— start of RECORD SET —

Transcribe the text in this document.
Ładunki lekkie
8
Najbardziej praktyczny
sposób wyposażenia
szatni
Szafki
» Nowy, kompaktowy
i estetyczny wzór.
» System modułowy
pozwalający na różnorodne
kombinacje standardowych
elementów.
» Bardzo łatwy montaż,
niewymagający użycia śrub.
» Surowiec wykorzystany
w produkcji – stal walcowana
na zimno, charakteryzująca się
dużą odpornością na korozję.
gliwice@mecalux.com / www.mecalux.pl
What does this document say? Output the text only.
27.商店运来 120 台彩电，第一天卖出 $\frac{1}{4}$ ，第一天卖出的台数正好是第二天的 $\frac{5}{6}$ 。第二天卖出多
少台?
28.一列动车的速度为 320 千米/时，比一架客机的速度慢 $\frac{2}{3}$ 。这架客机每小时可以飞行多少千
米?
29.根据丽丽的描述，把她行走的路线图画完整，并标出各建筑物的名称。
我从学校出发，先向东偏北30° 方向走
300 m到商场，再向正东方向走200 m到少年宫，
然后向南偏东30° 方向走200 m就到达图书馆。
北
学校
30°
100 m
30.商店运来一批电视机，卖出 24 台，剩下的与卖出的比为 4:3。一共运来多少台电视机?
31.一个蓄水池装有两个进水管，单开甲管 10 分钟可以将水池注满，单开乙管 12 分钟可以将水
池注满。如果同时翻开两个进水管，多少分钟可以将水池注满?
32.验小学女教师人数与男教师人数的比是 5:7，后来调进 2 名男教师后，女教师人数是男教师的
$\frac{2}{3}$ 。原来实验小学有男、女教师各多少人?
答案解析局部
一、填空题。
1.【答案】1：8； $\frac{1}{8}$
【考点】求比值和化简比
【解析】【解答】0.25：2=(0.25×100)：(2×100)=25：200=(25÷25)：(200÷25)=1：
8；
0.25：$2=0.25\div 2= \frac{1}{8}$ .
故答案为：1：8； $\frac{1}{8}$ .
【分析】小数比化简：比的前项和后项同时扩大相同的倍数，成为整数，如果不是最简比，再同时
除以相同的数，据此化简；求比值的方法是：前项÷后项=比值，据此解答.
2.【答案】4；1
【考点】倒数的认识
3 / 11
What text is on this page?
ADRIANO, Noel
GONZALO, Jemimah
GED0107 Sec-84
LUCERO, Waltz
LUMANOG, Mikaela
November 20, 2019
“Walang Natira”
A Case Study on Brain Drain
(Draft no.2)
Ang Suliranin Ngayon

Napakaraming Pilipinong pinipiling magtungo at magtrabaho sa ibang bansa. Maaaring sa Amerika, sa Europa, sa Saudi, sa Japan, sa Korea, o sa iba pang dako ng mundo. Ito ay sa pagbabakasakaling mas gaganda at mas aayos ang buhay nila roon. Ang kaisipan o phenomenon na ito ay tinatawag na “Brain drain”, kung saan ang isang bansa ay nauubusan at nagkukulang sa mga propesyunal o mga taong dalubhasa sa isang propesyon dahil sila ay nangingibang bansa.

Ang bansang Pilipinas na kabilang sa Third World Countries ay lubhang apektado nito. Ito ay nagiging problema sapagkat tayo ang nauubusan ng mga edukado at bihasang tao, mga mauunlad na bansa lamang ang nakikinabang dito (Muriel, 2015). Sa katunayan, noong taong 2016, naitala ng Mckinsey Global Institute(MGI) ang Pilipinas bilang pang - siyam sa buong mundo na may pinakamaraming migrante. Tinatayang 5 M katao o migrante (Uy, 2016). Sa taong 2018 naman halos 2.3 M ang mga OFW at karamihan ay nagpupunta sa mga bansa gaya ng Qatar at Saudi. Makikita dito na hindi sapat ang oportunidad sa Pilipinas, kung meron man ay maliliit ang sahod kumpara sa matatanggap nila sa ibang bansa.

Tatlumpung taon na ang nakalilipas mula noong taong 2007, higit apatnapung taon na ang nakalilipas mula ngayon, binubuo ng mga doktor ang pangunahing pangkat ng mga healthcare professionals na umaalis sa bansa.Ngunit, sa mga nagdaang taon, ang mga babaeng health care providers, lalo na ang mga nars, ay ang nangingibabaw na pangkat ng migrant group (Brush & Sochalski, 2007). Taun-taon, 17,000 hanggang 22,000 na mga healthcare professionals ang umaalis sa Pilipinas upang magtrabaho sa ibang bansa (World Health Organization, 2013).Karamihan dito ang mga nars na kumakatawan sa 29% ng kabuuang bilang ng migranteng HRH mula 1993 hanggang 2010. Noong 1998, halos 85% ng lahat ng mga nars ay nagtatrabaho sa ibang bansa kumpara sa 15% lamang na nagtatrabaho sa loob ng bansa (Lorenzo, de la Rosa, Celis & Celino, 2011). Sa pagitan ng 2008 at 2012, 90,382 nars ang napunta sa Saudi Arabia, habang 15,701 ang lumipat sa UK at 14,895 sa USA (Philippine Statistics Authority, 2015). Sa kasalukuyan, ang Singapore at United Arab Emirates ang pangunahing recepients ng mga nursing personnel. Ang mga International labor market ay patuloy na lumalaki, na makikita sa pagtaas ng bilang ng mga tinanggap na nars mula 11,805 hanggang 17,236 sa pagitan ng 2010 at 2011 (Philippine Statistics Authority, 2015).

— end of RECORD SET —

DIRECTIVE >> Which lines include the word "document"? Copy every one of them.

RESULT FOR THIS EXERCISE >>
Transcribe the text in this document.
What does this document say? Output the text only.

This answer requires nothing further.